THE REQUEST :: Quote the whole listing word for word, please.

○ ○ ○ ○

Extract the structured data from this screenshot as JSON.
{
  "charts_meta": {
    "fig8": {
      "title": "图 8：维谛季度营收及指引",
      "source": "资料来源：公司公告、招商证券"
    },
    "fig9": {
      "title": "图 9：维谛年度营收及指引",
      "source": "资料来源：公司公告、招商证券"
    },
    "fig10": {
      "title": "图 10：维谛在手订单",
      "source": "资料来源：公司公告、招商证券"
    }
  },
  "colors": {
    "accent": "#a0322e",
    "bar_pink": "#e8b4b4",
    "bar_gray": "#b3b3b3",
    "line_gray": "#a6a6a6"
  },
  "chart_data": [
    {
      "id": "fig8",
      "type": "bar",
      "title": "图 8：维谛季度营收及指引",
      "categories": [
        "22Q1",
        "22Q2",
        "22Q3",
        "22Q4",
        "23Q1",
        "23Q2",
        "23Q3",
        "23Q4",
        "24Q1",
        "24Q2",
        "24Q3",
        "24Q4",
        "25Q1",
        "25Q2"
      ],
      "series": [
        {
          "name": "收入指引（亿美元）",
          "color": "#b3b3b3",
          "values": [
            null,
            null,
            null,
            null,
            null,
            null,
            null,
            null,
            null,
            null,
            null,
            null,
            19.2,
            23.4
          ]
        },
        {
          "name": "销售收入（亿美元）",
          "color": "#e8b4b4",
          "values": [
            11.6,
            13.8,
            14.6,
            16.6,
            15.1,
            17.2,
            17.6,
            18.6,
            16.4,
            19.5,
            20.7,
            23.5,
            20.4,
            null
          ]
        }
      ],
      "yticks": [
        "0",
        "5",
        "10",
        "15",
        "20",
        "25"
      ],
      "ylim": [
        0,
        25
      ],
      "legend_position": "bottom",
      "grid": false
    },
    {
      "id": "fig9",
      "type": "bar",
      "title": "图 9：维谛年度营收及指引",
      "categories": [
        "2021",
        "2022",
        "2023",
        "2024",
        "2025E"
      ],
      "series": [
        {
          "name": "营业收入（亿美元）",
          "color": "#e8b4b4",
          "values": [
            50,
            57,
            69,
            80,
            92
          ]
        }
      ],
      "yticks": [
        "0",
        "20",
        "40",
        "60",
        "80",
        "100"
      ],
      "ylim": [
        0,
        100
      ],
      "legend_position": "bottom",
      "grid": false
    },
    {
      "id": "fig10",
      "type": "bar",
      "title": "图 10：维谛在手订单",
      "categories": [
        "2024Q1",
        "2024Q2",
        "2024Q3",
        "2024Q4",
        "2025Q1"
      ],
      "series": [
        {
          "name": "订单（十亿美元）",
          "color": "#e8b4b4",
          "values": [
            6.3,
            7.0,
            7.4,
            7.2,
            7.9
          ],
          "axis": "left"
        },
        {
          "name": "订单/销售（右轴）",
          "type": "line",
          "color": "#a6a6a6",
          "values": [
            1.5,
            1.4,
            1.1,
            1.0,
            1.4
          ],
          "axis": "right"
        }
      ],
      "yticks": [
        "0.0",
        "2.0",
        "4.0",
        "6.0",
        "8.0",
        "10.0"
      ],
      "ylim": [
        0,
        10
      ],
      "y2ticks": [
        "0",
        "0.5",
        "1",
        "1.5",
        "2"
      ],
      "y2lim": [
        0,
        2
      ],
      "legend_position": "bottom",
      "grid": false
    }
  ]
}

○ ○ ○ ○

PROBLEM SOLUTION ::
Extract the structured data from this screenshot as JSON.
{
  "charts_meta": {
    "fig8": {
      "title": "图 8：维谛季度营收及指引",
      "source": "资料来源：公司公告、招商证券"
    },
    "fig9": {
      "title": "图 9：维谛年度营收及指引",
      "source": "资料来源：公司公告、招商证券"
    },
    "fig10": {
      "title": "图 10：维谛在手订单",
      "source": "资料来源：公司公告、招商证券"
    }
  },
  "colors": {
    "accent": "#a0322e",
    "bar_pink": "#e8b4b4",
    "bar_gray": "#b3b3b3",
    "line_gray": "#a6a6a6"
  },
  "chart_data": [
    {
      "id": "fig8",
      "type": "bar",
      "title": "图 8：维谛季度营收及指引",
      "categories": [
        "22Q1",
        "22Q2",
        "22Q3",
        "22Q4",
        "23Q1",
        "23Q2",
        "23Q3",
        "23Q4",
        "24Q1",
        "24Q2",
        "24Q3",
        "24Q4",
        "25Q1",
        "25Q2"
      ],
      "series": [
        {
          "name": "收入指引（亿美元）",
          "color": "#b3b3b3",
          "values": [
            null,
            null,
            null,
            null,
            null,
            null,
            null,
            null,
            null,
            null,
            null,
            null,
            19.2,
            23.4
          ]
        },
        {
          "name": "销售收入（亿美元）",
          "color": "#e8b4b4",
          "values": [
            11.6,
            13.8,
            14.6,
            16.6,
            15.1,
            17.2,
            17.6,
            18.6,
            16.4,
            19.5,
            20.7,
            23.5,
            20.4,
            null
          ]
        }
      ],
      "yticks": [
        "0",
        "5",
        "10",
        "15",
        "20",
        "25"
      ],
      "ylim": [
        0,
        25
      ],
      "legend_position": "bottom",
      "grid": false
    },
    {
      "id": "fig9",
      "type": "bar",
      "title": "图 9：维谛年度营收及指引",
      "categories": [
        "2021",
        "2022",
        "2023",
        "2024",
        "2025E"
      ],
      "series": [
        {
          "name": "营业收入（亿美元）",
          "color": "#e8b4b4",
          "values": [
            50,
            57,
            69,
            80,
            92
          ]
        }
      ],
      "yticks": [
        "0",
        "20",
        "40",
        "60",
        "80",
        "100"
      ],
      "ylim": [
        0,
        100
      ],
      "legend_position": "bottom",
      "grid": false
    },
    {
      "id": "fig10",
      "type": "bar",
      "title": "图 10：维谛在手订单",
      "categories": [
        "2024Q1",
        "2024Q2",
        "2024Q3",
        "2024Q4",
        "2025Q1"
      ],
      "series": [
        {
          "name": "订单（十亿美元）",
          "color": "#e8b4b4",
          "values": [
            6.3,
            7.0,
            7.4,
            7.2,
            7.9
          ],
          "axis": "left"
        },
        {
          "name": "订单/销售（右轴）",
          "type": "line",
          "color": "#a6a6a6",
          "values": [
            1.5,
            1.4,
            1.1,
            1.0,
            1.4
          ],
          "axis": "right"
        }
      ],
      "yticks": [
        "0.0",
        "2.0",
        "4.0",
        "6.0",
        "8.0",
        "10.0"
      ],
      "ylim": [
        0,
        10
      ],
      "y2ticks": [
        "0",
        "0.5",
        "1",
        "1.5",
        "2"
      ],
      "y2lim": [
        0,
        2
      ],
      "legend_position": "bottom",
      "grid": false
    }
  ]
}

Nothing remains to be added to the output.